--- BEGIN Records supplied ---

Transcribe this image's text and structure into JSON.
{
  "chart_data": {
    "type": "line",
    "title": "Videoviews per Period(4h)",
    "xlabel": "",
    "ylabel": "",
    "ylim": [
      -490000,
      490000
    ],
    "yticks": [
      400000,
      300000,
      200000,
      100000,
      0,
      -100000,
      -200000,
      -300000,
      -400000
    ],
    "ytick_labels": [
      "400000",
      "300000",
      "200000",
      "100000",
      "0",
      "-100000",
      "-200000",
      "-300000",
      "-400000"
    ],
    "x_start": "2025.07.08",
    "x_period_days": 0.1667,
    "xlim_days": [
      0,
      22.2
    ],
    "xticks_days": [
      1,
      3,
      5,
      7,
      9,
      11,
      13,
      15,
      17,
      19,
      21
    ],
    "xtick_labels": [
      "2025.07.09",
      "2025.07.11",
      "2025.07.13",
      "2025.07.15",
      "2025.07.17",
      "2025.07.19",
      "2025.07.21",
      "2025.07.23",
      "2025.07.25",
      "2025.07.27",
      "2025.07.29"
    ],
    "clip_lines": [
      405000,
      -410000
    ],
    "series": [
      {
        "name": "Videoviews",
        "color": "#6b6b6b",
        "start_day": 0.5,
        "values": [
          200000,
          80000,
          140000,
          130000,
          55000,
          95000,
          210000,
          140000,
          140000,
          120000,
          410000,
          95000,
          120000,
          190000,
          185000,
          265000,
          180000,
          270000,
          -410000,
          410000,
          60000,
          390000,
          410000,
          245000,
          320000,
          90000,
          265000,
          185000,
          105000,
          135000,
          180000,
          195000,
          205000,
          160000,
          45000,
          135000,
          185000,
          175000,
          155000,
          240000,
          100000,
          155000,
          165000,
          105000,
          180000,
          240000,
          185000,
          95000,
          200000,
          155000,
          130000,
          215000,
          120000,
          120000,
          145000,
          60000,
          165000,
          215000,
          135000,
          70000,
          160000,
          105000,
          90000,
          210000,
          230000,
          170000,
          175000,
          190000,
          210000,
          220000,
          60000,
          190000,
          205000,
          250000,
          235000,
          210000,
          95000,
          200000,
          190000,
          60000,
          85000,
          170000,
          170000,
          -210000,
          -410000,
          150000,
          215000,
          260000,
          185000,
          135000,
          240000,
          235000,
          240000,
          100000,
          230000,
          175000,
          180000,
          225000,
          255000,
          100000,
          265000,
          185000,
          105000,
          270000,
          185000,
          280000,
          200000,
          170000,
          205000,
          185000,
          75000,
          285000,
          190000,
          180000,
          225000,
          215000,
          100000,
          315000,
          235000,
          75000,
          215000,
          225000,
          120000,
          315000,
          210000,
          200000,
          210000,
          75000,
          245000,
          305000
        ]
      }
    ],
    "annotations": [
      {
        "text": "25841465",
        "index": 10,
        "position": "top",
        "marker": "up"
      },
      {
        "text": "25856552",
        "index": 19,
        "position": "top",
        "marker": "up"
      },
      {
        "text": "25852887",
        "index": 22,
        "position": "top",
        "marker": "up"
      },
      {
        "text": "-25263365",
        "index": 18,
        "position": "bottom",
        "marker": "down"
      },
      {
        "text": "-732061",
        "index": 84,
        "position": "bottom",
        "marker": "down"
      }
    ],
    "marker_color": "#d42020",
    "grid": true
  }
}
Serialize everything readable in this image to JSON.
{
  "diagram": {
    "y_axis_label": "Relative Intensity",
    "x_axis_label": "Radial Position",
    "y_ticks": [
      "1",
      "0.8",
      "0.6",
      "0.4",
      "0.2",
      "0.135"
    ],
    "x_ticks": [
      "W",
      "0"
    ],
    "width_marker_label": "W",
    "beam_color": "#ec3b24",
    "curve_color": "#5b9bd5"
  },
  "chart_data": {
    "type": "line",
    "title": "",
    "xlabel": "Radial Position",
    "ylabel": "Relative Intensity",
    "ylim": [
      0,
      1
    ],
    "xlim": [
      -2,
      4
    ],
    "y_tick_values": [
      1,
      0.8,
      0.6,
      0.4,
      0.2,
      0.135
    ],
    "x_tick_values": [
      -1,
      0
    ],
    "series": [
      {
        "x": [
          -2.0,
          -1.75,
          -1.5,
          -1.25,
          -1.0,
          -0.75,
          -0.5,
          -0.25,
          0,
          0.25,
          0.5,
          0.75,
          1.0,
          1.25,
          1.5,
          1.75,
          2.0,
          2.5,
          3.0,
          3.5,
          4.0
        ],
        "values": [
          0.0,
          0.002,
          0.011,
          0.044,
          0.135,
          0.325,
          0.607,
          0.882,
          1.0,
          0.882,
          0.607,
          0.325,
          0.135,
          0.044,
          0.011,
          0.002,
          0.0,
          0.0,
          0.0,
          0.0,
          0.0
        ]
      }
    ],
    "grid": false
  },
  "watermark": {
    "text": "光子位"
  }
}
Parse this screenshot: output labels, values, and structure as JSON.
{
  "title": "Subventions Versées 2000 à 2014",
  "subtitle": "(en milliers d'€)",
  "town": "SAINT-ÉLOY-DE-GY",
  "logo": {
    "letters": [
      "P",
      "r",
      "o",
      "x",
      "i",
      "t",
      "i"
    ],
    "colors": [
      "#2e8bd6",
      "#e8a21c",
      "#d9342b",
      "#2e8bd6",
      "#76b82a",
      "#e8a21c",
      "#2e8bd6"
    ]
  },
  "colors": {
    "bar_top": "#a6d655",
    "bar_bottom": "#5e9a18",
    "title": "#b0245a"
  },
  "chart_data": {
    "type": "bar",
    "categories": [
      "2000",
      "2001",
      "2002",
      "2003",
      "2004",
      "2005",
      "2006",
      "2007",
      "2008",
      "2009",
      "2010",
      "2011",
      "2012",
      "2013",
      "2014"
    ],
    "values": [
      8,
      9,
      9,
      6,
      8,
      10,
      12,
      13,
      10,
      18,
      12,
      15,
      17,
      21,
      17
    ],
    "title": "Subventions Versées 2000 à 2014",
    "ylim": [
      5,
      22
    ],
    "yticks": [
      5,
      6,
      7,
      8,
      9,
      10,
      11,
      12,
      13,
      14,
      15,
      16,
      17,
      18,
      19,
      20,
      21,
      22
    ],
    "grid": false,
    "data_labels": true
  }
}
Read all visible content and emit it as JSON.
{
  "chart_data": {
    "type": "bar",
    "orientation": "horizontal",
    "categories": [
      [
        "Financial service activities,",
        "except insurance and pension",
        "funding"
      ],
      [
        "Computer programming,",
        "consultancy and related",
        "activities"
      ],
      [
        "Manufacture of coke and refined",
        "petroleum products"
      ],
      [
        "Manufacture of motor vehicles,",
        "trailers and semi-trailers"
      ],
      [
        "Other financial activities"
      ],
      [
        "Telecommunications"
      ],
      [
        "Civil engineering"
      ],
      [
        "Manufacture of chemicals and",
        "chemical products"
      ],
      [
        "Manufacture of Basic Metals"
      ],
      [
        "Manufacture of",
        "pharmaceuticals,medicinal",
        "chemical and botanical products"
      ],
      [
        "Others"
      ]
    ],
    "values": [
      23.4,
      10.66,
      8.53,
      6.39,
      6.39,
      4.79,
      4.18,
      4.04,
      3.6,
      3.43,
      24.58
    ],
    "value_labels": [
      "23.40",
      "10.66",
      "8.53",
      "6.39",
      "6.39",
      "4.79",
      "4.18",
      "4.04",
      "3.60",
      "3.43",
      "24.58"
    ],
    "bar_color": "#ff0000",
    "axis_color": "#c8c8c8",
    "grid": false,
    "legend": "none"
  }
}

--- END Records supplied ---

Aim: Beginning with the line that contains "Read all visible content and emit it as JSON.", quote each line exactly through the last line of the entries above, and nothing beyond them.

Worked solution:
Read all visible content and emit it as JSON.
{
  "chart_data": {
    "type": "bar",
    "orientation": "horizontal",
    "categories": [
      [
        "Financial service activities,",
        "except insurance and pension",
        "funding"
      ],
      [
        "Computer programming,",
        "consultancy and related",
        "activities"
      ],
      [
        "Manufacture of coke and refined",
        "petroleum products"
      ],
      [
        "Manufacture of motor vehicles,",
        "trailers and semi-trailers"
      ],
      [
        "Other financial activities"
      ],
      [
        "Telecommunications"
      ],
      [
        "Civil engineering"
      ],
      [
        "Manufacture of chemicals and",
        "chemical products"
      ],
      [
        "Manufacture of Basic Metals"
      ],
      [
        "Manufacture of",
        "pharmaceuticals,medicinal",
        "chemical and botanical products"
      ],
      [
        "Others"
      ]
    ],
    "values": [
      23.4,
      10.66,
      8.53,
      6.39,
      6.39,
      4.79,
      4.18,
      4.04,
      3.6,
      3.43,
      24.58
    ],
    "value_labels": [
      "23.40",
      "10.66",
      "8.53",
      "6.39",
      "6.39",
      "4.79",
      "4.18",
      "4.04",
      "3.60",
      "3.43",
      "24.58"
    ],
    "bar_color": "#ff0000",
    "axis_color": "#c8c8c8",
    "grid": false,
    "legend": "none"
  }
}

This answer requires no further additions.